Data records:
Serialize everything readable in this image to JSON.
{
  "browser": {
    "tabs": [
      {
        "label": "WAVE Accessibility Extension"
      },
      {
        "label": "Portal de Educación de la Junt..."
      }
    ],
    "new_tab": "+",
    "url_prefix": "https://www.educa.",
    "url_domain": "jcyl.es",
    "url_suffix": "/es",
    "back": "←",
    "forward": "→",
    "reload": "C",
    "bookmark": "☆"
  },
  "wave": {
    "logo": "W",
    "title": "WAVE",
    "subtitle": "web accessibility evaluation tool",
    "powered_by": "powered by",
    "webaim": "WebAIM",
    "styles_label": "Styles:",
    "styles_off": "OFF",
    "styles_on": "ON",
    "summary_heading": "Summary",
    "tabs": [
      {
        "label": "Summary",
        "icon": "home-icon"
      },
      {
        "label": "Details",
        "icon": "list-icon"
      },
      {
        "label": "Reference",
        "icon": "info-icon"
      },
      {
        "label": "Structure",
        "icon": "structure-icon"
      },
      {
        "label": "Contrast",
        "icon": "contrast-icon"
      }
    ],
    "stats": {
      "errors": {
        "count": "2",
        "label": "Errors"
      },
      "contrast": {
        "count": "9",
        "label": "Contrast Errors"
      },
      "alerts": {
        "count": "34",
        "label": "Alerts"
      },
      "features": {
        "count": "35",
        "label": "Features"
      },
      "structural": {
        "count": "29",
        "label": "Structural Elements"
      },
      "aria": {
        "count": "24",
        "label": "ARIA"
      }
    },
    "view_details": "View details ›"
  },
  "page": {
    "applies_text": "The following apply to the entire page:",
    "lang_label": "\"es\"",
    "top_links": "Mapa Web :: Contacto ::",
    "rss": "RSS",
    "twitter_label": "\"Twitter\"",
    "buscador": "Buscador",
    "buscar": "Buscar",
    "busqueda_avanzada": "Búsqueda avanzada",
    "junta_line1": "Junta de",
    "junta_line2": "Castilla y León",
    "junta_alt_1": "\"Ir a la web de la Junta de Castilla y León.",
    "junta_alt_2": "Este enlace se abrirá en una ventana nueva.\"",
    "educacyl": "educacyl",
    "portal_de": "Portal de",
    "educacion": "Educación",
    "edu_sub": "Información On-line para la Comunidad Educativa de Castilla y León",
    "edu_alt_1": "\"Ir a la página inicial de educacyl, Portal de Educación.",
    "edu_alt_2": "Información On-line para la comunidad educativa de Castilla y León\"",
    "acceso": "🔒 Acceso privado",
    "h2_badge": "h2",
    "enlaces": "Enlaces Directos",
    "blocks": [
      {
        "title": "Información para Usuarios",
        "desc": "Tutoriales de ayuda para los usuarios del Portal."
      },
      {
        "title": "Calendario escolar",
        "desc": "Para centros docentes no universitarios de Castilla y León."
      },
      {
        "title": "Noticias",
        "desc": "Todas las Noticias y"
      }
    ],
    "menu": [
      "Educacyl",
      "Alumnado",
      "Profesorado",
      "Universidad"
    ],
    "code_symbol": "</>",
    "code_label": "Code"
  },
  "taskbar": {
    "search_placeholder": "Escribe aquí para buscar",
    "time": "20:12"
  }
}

Task statement —
Repeat every record, keeping each word and mark exactly as it is.

Output below —
Serialize everything readable in this image to JSON.
{
  "browser": {
    "tabs": [
      {
        "label": "WAVE Accessibility Extension"
      },
      {
        "label": "Portal de Educación de la Junt..."
      }
    ],
    "new_tab": "+",
    "url_prefix": "https://www.educa.",
    "url_domain": "jcyl.es",
    "url_suffix": "/es",
    "back": "←",
    "forward": "→",
    "reload": "C",
    "bookmark": "☆"
  },
  "wave": {
    "logo": "W",
    "title": "WAVE",
    "subtitle": "web accessibility evaluation tool",
    "powered_by": "powered by",
    "webaim": "WebAIM",
    "styles_label": "Styles:",
    "styles_off": "OFF",
    "styles_on": "ON",
    "summary_heading": "Summary",
    "tabs": [
      {
        "label": "Summary",
        "icon": "home-icon"
      },
      {
        "label": "Details",
        "icon": "list-icon"
      },
      {
        "label": "Reference",
        "icon": "info-icon"
      },
      {
        "label": "Structure",
        "icon": "structure-icon"
      },
      {
        "label": "Contrast",
        "icon": "contrast-icon"
      }
    ],
    "stats": {
      "errors": {
        "count": "2",
        "label": "Errors"
      },
      "contrast": {
        "count": "9",
        "label": "Contrast Errors"
      },
      "alerts": {
        "count": "34",
        "label": "Alerts"
      },
      "features": {
        "count": "35",
        "label": "Features"
      },
      "structural": {
        "count": "29",
        "label": "Structural Elements"
      },
      "aria": {
        "count": "24",
        "label": "ARIA"
      }
    },
    "view_details": "View details ›"
  },
  "page": {
    "applies_text": "The following apply to the entire page:",
    "lang_label": "\"es\"",
    "top_links": "Mapa Web :: Contacto ::",
    "rss": "RSS",
    "twitter_label": "\"Twitter\"",
    "buscador": "Buscador",
    "buscar": "Buscar",
    "busqueda_avanzada": "Búsqueda avanzada",
    "junta_line1": "Junta de",
    "junta_line2": "Castilla y León",
    "junta_alt_1": "\"Ir a la web de la Junta de Castilla y León.",
    "junta_alt_2": "Este enlace se abrirá en una ventana nueva.\"",
    "educacyl": "educacyl",
    "portal_de": "Portal de",
    "educacion": "Educación",
    "edu_sub": "Información On-line para la Comunidad Educativa de Castilla y León",
    "edu_alt_1": "\"Ir a la página inicial de educacyl, Portal de Educación.",
    "edu_alt_2": "Información On-line para la comunidad educativa de Castilla y León\"",
    "acceso": "🔒 Acceso privado",
    "h2_badge": "h2",
    "enlaces": "Enlaces Directos",
    "blocks": [
      {
        "title": "Información para Usuarios",
        "desc": "Tutoriales de ayuda para los usuarios del Portal."
      },
      {
        "title": "Calendario escolar",
        "desc": "Para centros docentes no universitarios de Castilla y León."
      },
      {
        "title": "Noticias",
        "desc": "Todas las Noticias y"
      }
    ],
    "menu": [
      "Educacyl",
      "Alumnado",
      "Profesorado",
      "Universidad"
    ],
    "code_symbol": "</>",
    "code_label": "Code"
  },
  "taskbar": {
    "search_placeholder": "Escribe aquí para buscar",
    "time": "20:12"
  }
}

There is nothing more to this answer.